====== Input records

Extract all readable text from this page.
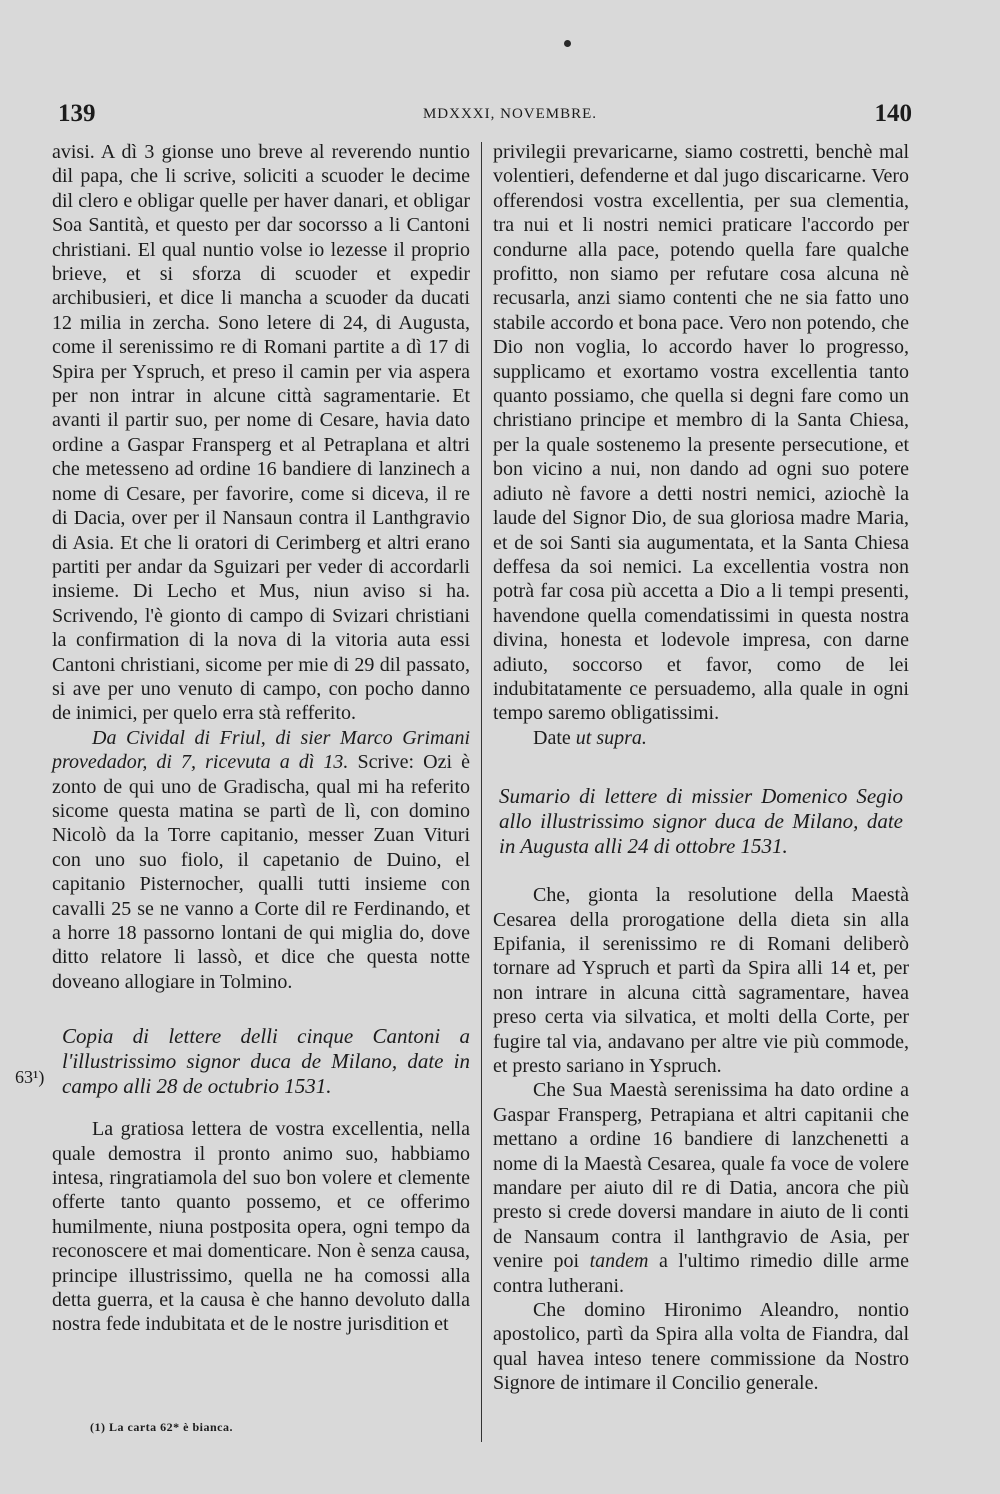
139	MDXXXI, NOVEMBRE.	140

avisi. A dì 3 gionse uno breve al reverendo nuntio dil papa, che li scrive, soliciti a scuoder le decime dil clero e obligar quelle per haver danari, et obligar Soa Santità, et questo per dar socorsso a li Cantoni christiani. El qual nuntio volse io lezesse il proprio brieve, et si sforza di scuoder et expedir archibusieri, et dice li mancha a scuoder da ducati 12 milia in zercha. Sono letere di 24, di Augusta, come il serenissimo re di Romani partite a dì 17 di Spira per Yspruch, et preso il camin per via aspera per non intrar in alcune città sagramentarie. Et avanti il partir suo, per nome di Cesare, havia dato ordine a Gaspar Fransperg et al Petraplana et altri che metesseno ad ordine 16 bandiere di lanzinech a nome di Cesare, per favorire, come si diceva, il re di Dacia, over per il Nansaun contra il Lanthgravio di Asia. Et che li oratori di Cerimberg et altri erano partiti per andar da Sguizari per veder di accordarli insieme. Di Lecho et Mus, niun aviso si ha. Scrivendo, l'è gionto di campo di Svizari christiani la confirmation di la nova di la vitoria auta essi Cantoni christiani, sicome per mie di 29 dil passato, si ave per uno venuto di campo, con pocho danno de inimici, per quelo erra stà refferito.

Da Cividal di Friul, di sier Marco Grimani provedador, di 7, ricevuta a dì 13. Scrive: Ozi è zonto de qui uno de Gradischa, qual mi ha referito sicome questa matina se partì de lì, con domino Nicolò da la Torre capitanio, messer Zuan Vituri con uno suo fiolo, il capetanio de Duino, el capitanio Pisternocher, qualli tutti insieme con cavalli 25 se ne vanno a Corte dil re Ferdinando, et a horre 18 passorno lontani de qui miglia do, dove ditto relatore li lassò, et dice che questa notte doveano allogiare in Tolmino.

Copia di lettere delli cinque Cantoni a l'illustrissimo signor duca de Milano, date in campo alli 28 de octubrio 1531.

La gratiosa lettera de vostra excellentia, nella quale demostra il pronto animo suo, habbiamo intesa, ringratiamola del suo bon volere et clemente offerte tanto quanto possemo, et ce offerimo humilmente, niuna postposita opera, ogni tempo da reconoscere et mai domenticare. Non è senza causa, principe illustrissimo, quella ne ha comossi alla detta guerra, et la causa è che hanno devoluto dalla nostra fede indubitata et de le nostre jurisdition et

63¹)

privilegii prevaricarne, siamo costretti, benchè mal volentieri, defenderne et dal jugo discaricarne. Vero offerendosi vostra excellentia, per sua clementia, tra nui et li nostri nemici praticare l'accordo per condurne alla pace, potendo quella fare qualche profitto, non siamo per refutare cosa alcuna nè recusarla, anzi siamo contenti che ne sia fatto uno stabile accordo et bona pace. Vero non potendo, che Dio non voglia, lo accordo haver lo progresso, supplicamo et exortamo vostra excellentia tanto quanto possiamo, che quella si degni fare como un christiano principe et membro di la Santa Chiesa, per la quale sostenemo la presente persecutione, et bon vicino a nui, non dando ad ogni suo potere adiuto nè favore a detti nostri nemici, aziochè la laude del Signor Dio, de sua gloriosa madre Maria, et de soi Santi sia augumentata, et la Santa Chiesa deffesa da soi nemici. La excellentia vostra non potrà far cosa più accetta a Dio a li tempi presenti, havendone quella comendatissimi in questa nostra divina, honesta et lodevole impresa, con darne adiuto, soccorso et favor, como de lei indubitatamente ce persuademo, alla quale in ogni tempo saremo obligatissimi.

Date ut supra.

Sumario di lettere di missier Domenico Segio allo illustrissimo signor duca de Milano, date in Augusta alli 24 di ottobre 1531.

Che, gionta la resolutione della Maestà Cesarea della prorogatione della dieta sin alla Epifania, il serenissimo re di Romani deliberò tornare ad Yspruch et partì da Spira alli 14 et, per non intrare in alcuna città sagramentare, havea preso certa via silvatica, et molti della Corte, per fugire tal via, andavano per altre vie più commode, et presto sariano in Yspruch.

Che Sua Maestà serenissima ha dato ordine a Gaspar Fransperg, Petrapiana et altri capitanii che mettano a ordine 16 bandiere di lanzchenetti a nome di la Maestà Cesarea, quale fa voce de volere mandare per aiuto dil re di Datia, ancora che più presto si crede doversi mandare in aiuto de li conti de Nansaum contra il lanthgravio de Asia, per venire poi tandem a l'ultimo rimedio dille arme contra lutherani.

Che domino Hironimo Aleandro, nontio apostolico, partì da Spira alla volta de Fiandra, dal qual havea inteso tenere commissione da Nostro Signore de intimare il Concilio generale.

(1) La carta 62* è bianca.
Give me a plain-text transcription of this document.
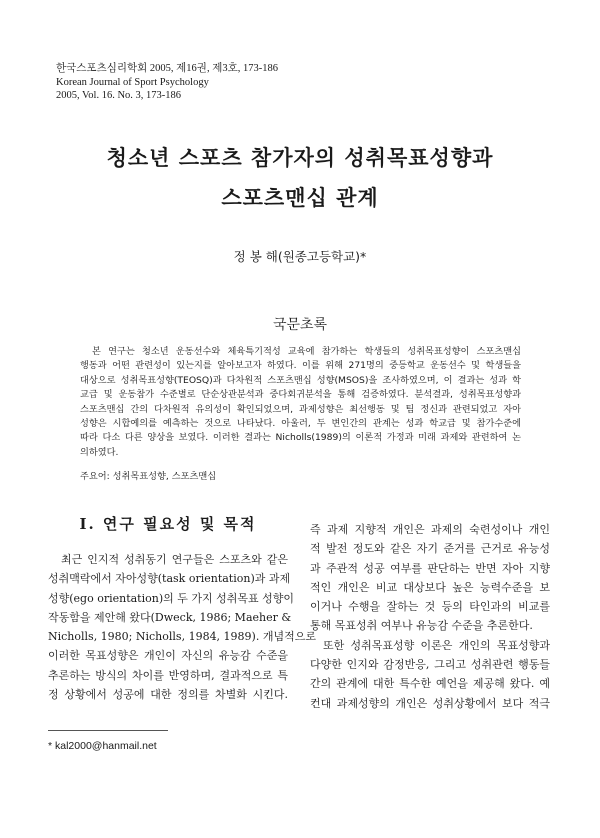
한국스포츠심리학회 2005, 제16권, 제3호, 173-186
Korean Journal of Sport Psychology
2005, Vol. 16. No. 3, 173-186
청소년 스포츠 참가자의 성취목표성향과
스포츠맨십 관계
정 봉 해(원종고등학교)*
국문초록
본 연구는 청소년 운동선수와 체육특기적성 교육에 참가하는 학생들의 성취목표성향이 스포츠맨십
행동과 어떤 관련성이 있는지를 알아보고자 하였다. 이를 위해 271명의 중등학교 운동선수 및 학생들을
대상으로 성취목표성향(TEOSQ)과 다차원적 스포츠맨십 성향(MSOS)을 조사하였으며, 이 결과는 성과 학
교급 및 운동참가 수준별로 단순상관분석과 중다회귀분석을 통해 검증하였다. 분석결과, 성취목표성향과
스포츠맨십 간의 다차원적 유의성이 확인되었으며, 과제성향은 최선행동 및 팀 정신과 관련되었고 자아
성향은 시합예의를 예측하는 것으로 나타났다. 아울러, 두 변인간의 관계는 성과 학교급 및 참가수준에
따라 다소 다른 양상을 보였다. 이러한 결과는 Nicholls(1989)의 이론적 가정과 미래 과제와 관련하여 논
의하였다.
주요어: 성취목표성향, 스포츠맨십
Ⅰ. 연구 필요성 및 목적
최근 인지적 성취동기 연구들은 스포츠와 같은
성취맥락에서 자아성향(task orientation)과 과제
성향(ego orientation)의 두 가지 성취목표 성향이
작동함을 제안해 왔다(Dweck, 1986; Maeher &
Nicholls, 1980; Nicholls, 1984, 1989). 개념적으로
이러한 목표성향은 개인이 자신의 유능감 수준을
추론하는 방식의 차이를 반영하며, 결과적으로 특
정 상황에서 성공에 대한 정의를 차별화 시킨다.
즉 과제 지향적 개인은 과제의 숙련성이나 개인
적 발전 정도와 같은 자기 준거를 근거로 유능성
과 주관적 성공 여부를 판단하는 반면 자아 지향
적인 개인은 비교 대상보다 높은 능력수준을 보
이거나 수행을 잘하는 것 등의 타인과의 비교를
통해 목표성취 여부나 유능감 수준을 추론한다.
또한 성취목표성향 이론은 개인의 목표성향과
다양한 인지와 감정반응, 그리고 성취관련 행동들
간의 관계에 대한 특수한 예언을 제공해 왔다. 예
컨대 과제성향의 개인은 성취상황에서 보다 적극
* kal2000@hanmail.net
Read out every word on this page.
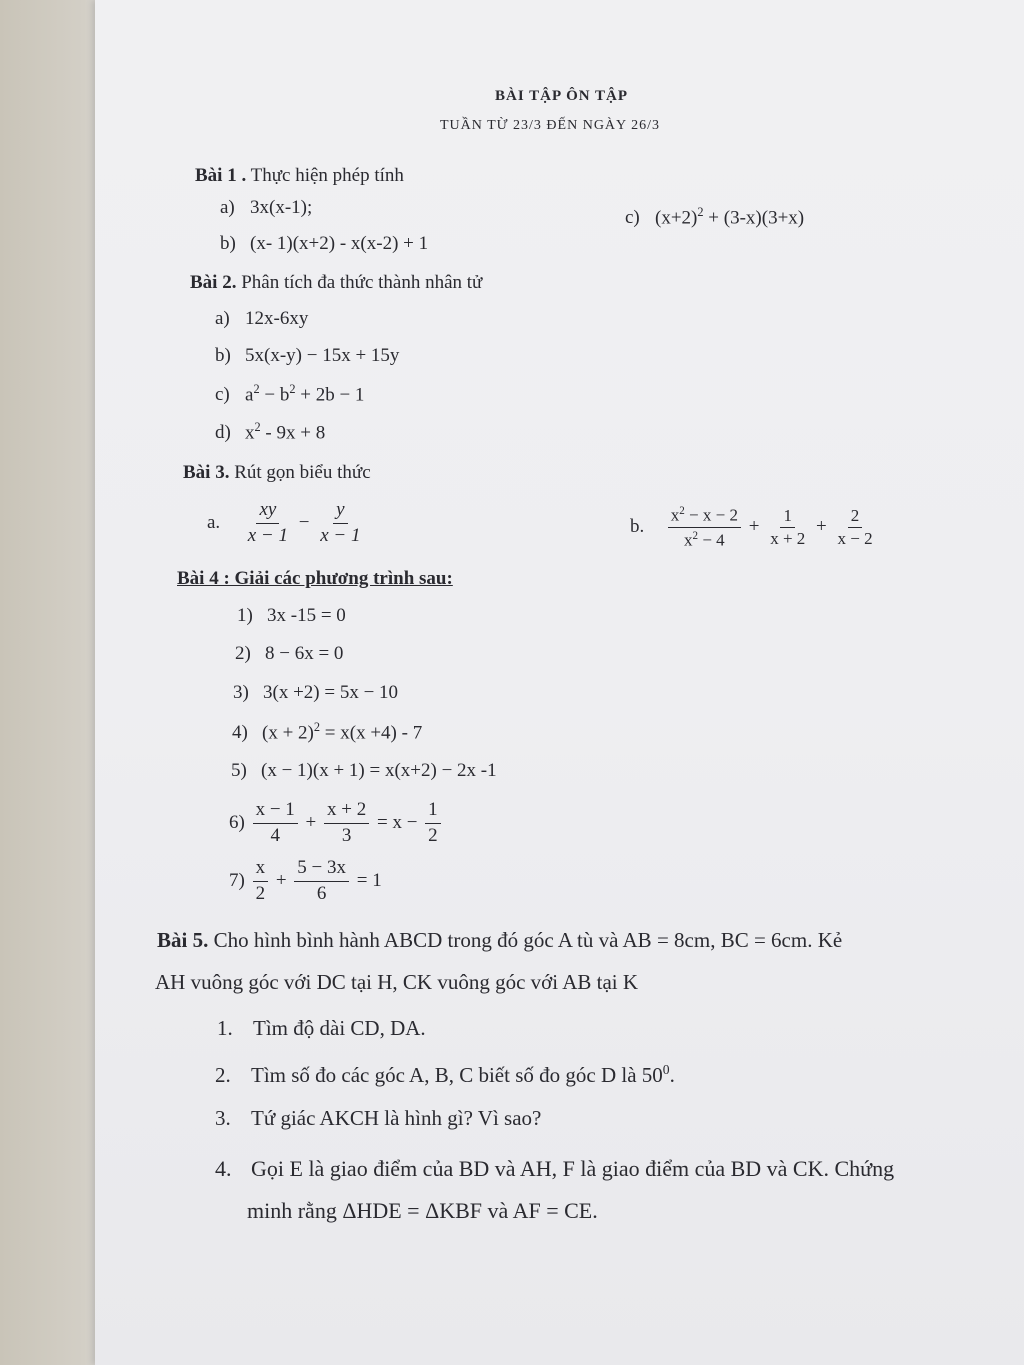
BÀI TẬP ÔN TẬP
TUẦN TỪ 23/3 ĐẾN NGÀY 26/3
Bài 1 . Thực hiện phép tính
a) 3x(x-1);
b) (x- 1)(x+2) - x(x-2) + 1
c) $(x+2)^2 + (3-x)(3+x)$
Bài 2. Phân tích đa thức thành nhân tử
a) 12x-6xy
b) 5x(x-y) − 15x + 15y
c) $a^2 - b^2 + 2b - 1$
d) $x^2 - 9x + 8$
Bài 3. Rút gọn biểu thức
a. $\frac{xy}{x - 1} - \frac{y}{x - 1}$	b. $\frac{x^2 - x - 2}{x^2 - 4} + \frac{1}{x + 2} + \frac{2}{x - 2}$
Bài 4 : Giải các phương trình sau:
1) 3x -15 = 0
2) 8 − 6x = 0
3) 3(x +2) = 5x − 10
4) $(x + 2)^2 = x(x +4) - 7$
5) (x − 1)(x + 1) = x(x+2) − 2x -1
$6) \frac{x - 1}{4} + \frac{x + 2}{3} = x - \frac{1}{2}$
$7) \frac{x}{2} + \frac{5 - 3x}{6} = 1$
Bài 5. Cho hình bình hành ABCD trong đó góc A tù và AB = 8cm, BC = 6cm. Kẻ
AH vuông góc với DC tại H, CK vuông góc với AB tại K
1. Tìm độ dài CD, DA.
2. Tìm số đo các góc A, B, C biết số đo góc D là $50^0$.
3. Tứ giác AKCH là hình gì? Vì sao?
4. Gọi E là giao điểm của BD và AH, F là giao điểm của BD và CK. Chứng
minh rằng ΔHDE = ΔKBF và AF = CE.
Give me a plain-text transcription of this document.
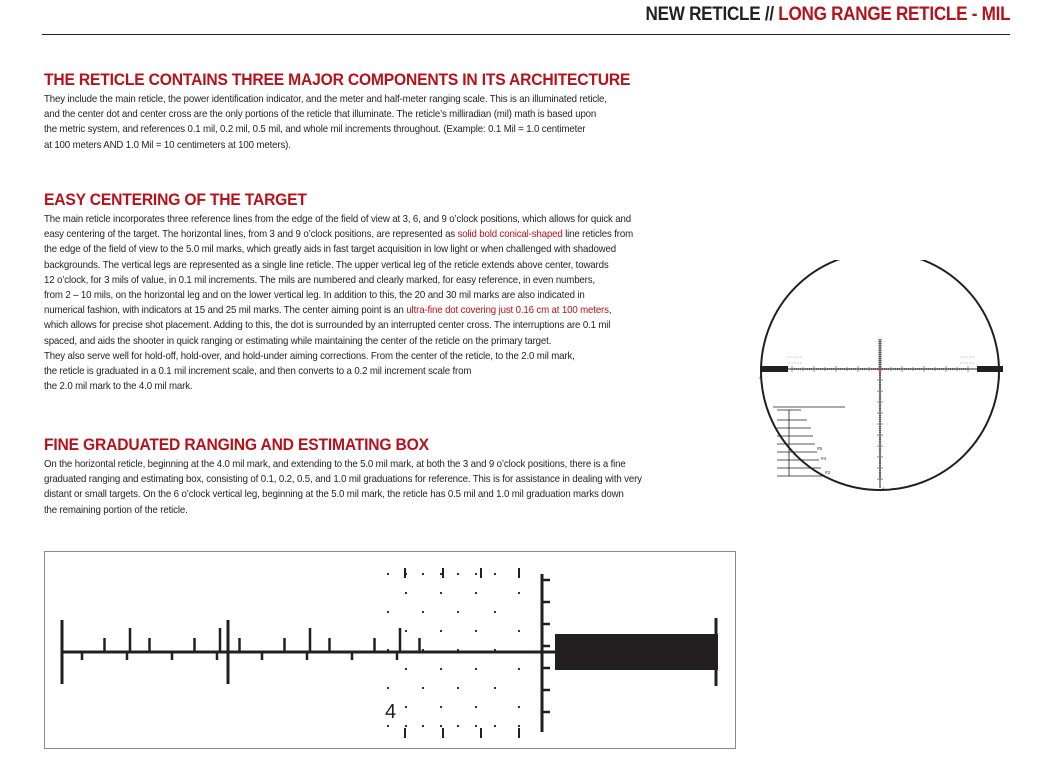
NEW RETICLE // LONG RANGE RETICLE - MIL
THE RETICLE CONTAINS THREE MAJOR COMPONENTS IN ITS ARCHITECTURE
They include the main reticle, the power identification indicator, and the meter and half-meter ranging scale. This is an illuminated reticle,
and the center dot and center cross are the only portions of the reticle that illuminate. The reticle’s milliradian (mil) math is based upon
the metric system, and references 0.1 mil, 0.2 mil, 0.5 mil, and whole mil increments throughout. (Example: 0.1 Mil = 1.0 centimeter
at 100 meters AND 1.0 Mil = 10 centimeters at 100 meters).
EASY CENTERING OF THE TARGET
The main reticle incorporates three reference lines from the edge of the field of view at 3, 6, and 9 o’clock positions, which allows for quick and
easy centering of the target. The horizontal lines, from 3 and 9 o’clock positions, are represented as solid bold conical-shaped line reticles from
the edge of the field of view to the 5.0 mil marks, which greatly aids in fast target acquisition in low light or when challenged with shadowed
backgrounds. The vertical legs are represented as a single line reticle. The upper vertical leg of the reticle extends above center, towards
12 o’clock, for 3 mils of value, in 0.1 mil increments. The mils are numbered and clearly marked, for easy reference, in even numbers,
from 2 – 10 mils, on the horizontal leg and on the lower vertical leg. In addition to this, the 20 and 30 mil marks are also indicated in
numerical fashion, with indicators at 15 and 25 mil marks. The center aiming point is an ultra-fine dot covering just 0.16 cm at 100 meters,
which allows for precise shot placement. Adding to this, the dot is surrounded by an interrupted center cross. The interruptions are 0.1 mil
spaced, and aids the shooter in quick ranging or estimating while maintaining the center of the reticle on the primary target.
They also serve well for hold-off, hold-over, and hold-under aiming corrections. From the center of the reticle, to the 2.0 mil mark,
the reticle is graduated in a 0.1 mil increment scale, and then converts to a 0.2 mil increment scale from
the 2.0 mil mark to the 4.0 mil mark.
FINE GRADUATED RANGING AND ESTIMATING BOX
On the horizontal reticle, beginning at the 4.0 mil mark, and extending to the 5.0 mil mark, at both the 3 and 9 o’clock positions, there is a fine
graduated ranging and estimating box, consisting of 0.1, 0.2, 0.5, and 1.0 mil graduations for reference. This is for assistance in dealing with very
distant or small targets. On the 6 o’clock vertical leg, beginning at the 5.0 mil mark, the reticle has 0.5 mil and 1.0 mil graduation marks down
the remaining portion of the reticle.
4	4
4
#5
#4
#3
4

============

__Task__:
Find every line with the word "beginning" and state how many there are, with no other words.

__Correct result__:
2